» **STATED PROBLEM**:
Reproduce the data below in full and exclude every picture.

=====

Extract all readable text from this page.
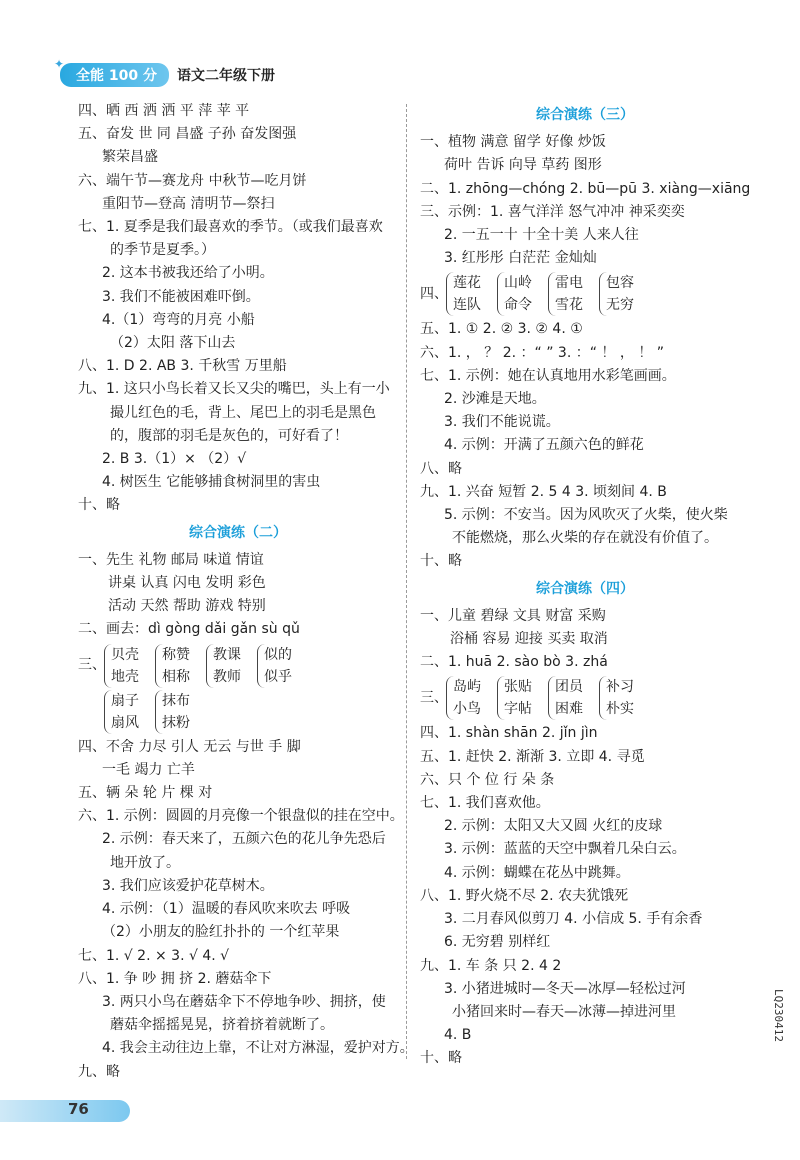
✦
全能 100 分	语文二年级下册
四、晒 西 洒 洒 平 萍 苹 平
五、奋发 世 同 昌盛 子孙 奋发图强
繁荣昌盛
六、端午节—赛龙舟 中秋节—吃月饼
重阳节—登高 清明节—祭扫
七、1. 夏季是我们最喜欢的季节。（或我们最喜欢
的季节是夏季。）
2. 这本书被我还给了小明。
3. 我们不能被困难吓倒。
4.（1）弯弯的月亮 小船
（2）太阳 落下山去
八、1. D 2. AB 3. 千秋雪 万里船
九、1. 这只小鸟长着又长又尖的嘴巴，头上有一小
撮儿红色的毛，背上、尾巴上的羽毛是黑色
的，腹部的羽毛是灰色的，可好看了！
2. B 3.（1）× （2）√
4. 树医生 它能够捕食树洞里的害虫
十、略
综合演练（二）
一、先生 礼物 邮局 味道 情谊
讲桌 认真 闪电 发明 彩色
活动 天然 帮助 游戏 特别
二、画去：dì gòng dǎi gǎn sù qǔ
三、
贝壳
地壳
称赞
相称
教课
教师
似的
似乎
扇子
扇风
抹布
抹粉
四、不舍 力尽 引人 无云 与世 手 脚
一毛 竭力 亡羊
五、辆 朵 轮 片 棵 对
六、1. 示例：圆圆的月亮像一个银盘似的挂在空中。
2. 示例：春天来了，五颜六色的花儿争先恐后
地开放了。
3. 我们应该爱护花草树木。
4. 示例：（1）温暖的春风吹来吹去 呼吸
（2）小朋友的脸红扑扑的 一个红苹果
七、1. √ 2. × 3. √ 4. √
八、1. 争 吵 拥 挤 2. 蘑菇伞下
3. 两只小鸟在蘑菇伞下不停地争吵、拥挤，使
蘑菇伞摇摇晃晃，挤着挤着就断了。
4. 我会主动往边上靠，不让对方淋湿，爱护对方。
九、略
综合演练（三）
一、植物 满意 留学 好像 炒饭
荷叶 告诉 向导 草药 图形
二、1. zhōng—chóng 2. bū—pū 3. xiàng—xiāng
三、示例：1. 喜气洋洋 怒气冲冲 神采奕奕
2. 一五一十 十全十美 人来人往
3. 红彤彤 白茫茫 金灿灿
四、
莲花
连队
山岭
命令
雷电
雪花
包容
无穷
五、1. ① 2. ② 3. ② 4. ①
六、1. ， ？ 2. ：“ ” 3. ：“ ！ ， ！ ”
七、1. 示例：她在认真地用水彩笔画画。
2. 沙滩是天地。
3. 我们不能说谎。
4. 示例：开满了五颜六色的鲜花
八、略
九、1. 兴奋 短暂 2. 5 4 3. 顷刻间 4. B
5. 示例：不安当。因为风吹灭了火柴，使火柴
不能燃烧，那么火柴的存在就没有价值了。
十、略
综合演练（四）
一、儿童 碧绿 文具 财富 采购
浴桶 容易 迎接 买卖 取消
二、1. huā 2. sào bò 3. zhá
三、
岛屿
小鸟
张贴
字帖
团员
困难
补习
朴实
四、1. shàn shān 2. jǐn jìn
五、1. 赶快 2. 渐渐 3. 立即 4. 寻觅
六、只 个 位 行 朵 条
七、1. 我们喜欢他。
2. 示例：太阳又大又圆 火红的皮球
3. 示例：蓝蓝的天空中飘着几朵白云。
4. 示例：蝴蝶在花丛中跳舞。
八、1. 野火烧不尽 2. 农夫犹饿死
3. 二月春风似剪刀 4. 小信成 5. 手有余香
6. 无穷碧 别样红
九、1. 车 条 只 2. 4 2
3. 小猪进城时—冬天—冰厚—轻松过河
小猪回来时—春天—冰薄—掉进河里
4. B
十、略
76
LQ230412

=====

» **REPLY**:
Extract all readable text from this page.
✦
全能 100 分	语文二年级下册
四、晒 西 洒 洒 平 萍 苹 平
五、奋发 世 同 昌盛 子孙 奋发图强
繁荣昌盛
六、端午节—赛龙舟 中秋节—吃月饼
重阳节—登高 清明节—祭扫
七、1. 夏季是我们最喜欢的季节。（或我们最喜欢
的季节是夏季。）
2. 这本书被我还给了小明。
3. 我们不能被困难吓倒。
4.（1）弯弯的月亮 小船
（2）太阳 落下山去
八、1. D 2. AB 3. 千秋雪 万里船
九、1. 这只小鸟长着又长又尖的嘴巴，头上有一小
撮儿红色的毛，背上、尾巴上的羽毛是黑色
的，腹部的羽毛是灰色的，可好看了！
2. B 3.（1）× （2）√
4. 树医生 它能够捕食树洞里的害虫
十、略
综合演练（二）
一、先生 礼物 邮局 味道 情谊
讲桌 认真 闪电 发明 彩色
活动 天然 帮助 游戏 特别
二、画去：dì gòng dǎi gǎn sù qǔ
三、
贝壳
地壳
称赞
相称
教课
教师
似的
似乎
扇子
扇风
抹布
抹粉
四、不舍 力尽 引人 无云 与世 手 脚
一毛 竭力 亡羊
五、辆 朵 轮 片 棵 对
六、1. 示例：圆圆的月亮像一个银盘似的挂在空中。
2. 示例：春天来了，五颜六色的花儿争先恐后
地开放了。
3. 我们应该爱护花草树木。
4. 示例：（1）温暖的春风吹来吹去 呼吸
（2）小朋友的脸红扑扑的 一个红苹果
七、1. √ 2. × 3. √ 4. √
八、1. 争 吵 拥 挤 2. 蘑菇伞下
3. 两只小鸟在蘑菇伞下不停地争吵、拥挤，使
蘑菇伞摇摇晃晃，挤着挤着就断了。
4. 我会主动往边上靠，不让对方淋湿，爱护对方。
九、略
综合演练（三）
一、植物 满意 留学 好像 炒饭
荷叶 告诉 向导 草药 图形
二、1. zhōng—chóng 2. bū—pū 3. xiàng—xiāng
三、示例：1. 喜气洋洋 怒气冲冲 神采奕奕
2. 一五一十 十全十美 人来人往
3. 红彤彤 白茫茫 金灿灿
四、
莲花
连队
山岭
命令
雷电
雪花
包容
无穷
五、1. ① 2. ② 3. ② 4. ①
六、1. ， ？ 2. ：“ ” 3. ：“ ！ ， ！ ”
七、1. 示例：她在认真地用水彩笔画画。
2. 沙滩是天地。
3. 我们不能说谎。
4. 示例：开满了五颜六色的鲜花
八、略
九、1. 兴奋 短暂 2. 5 4 3. 顷刻间 4. B
5. 示例：不安当。因为风吹灭了火柴，使火柴
不能燃烧，那么火柴的存在就没有价值了。
十、略
综合演练（四）
一、儿童 碧绿 文具 财富 采购
浴桶 容易 迎接 买卖 取消
二、1. huā 2. sào bò 3. zhá
三、
岛屿
小鸟
张贴
字帖
团员
困难
补习
朴实
四、1. shàn shān 2. jǐn jìn
五、1. 赶快 2. 渐渐 3. 立即 4. 寻觅
六、只 个 位 行 朵 条
七、1. 我们喜欢他。
2. 示例：太阳又大又圆 火红的皮球
3. 示例：蓝蓝的天空中飘着几朵白云。
4. 示例：蝴蝶在花丛中跳舞。
八、1. 野火烧不尽 2. 农夫犹饿死
3. 二月春风似剪刀 4. 小信成 5. 手有余香
6. 无穷碧 别样红
九、1. 车 条 只 2. 4 2
3. 小猪进城时—冬天—冰厚—轻松过河
小猪回来时—春天—冰薄—掉进河里
4. B
十、略
76
LQ230412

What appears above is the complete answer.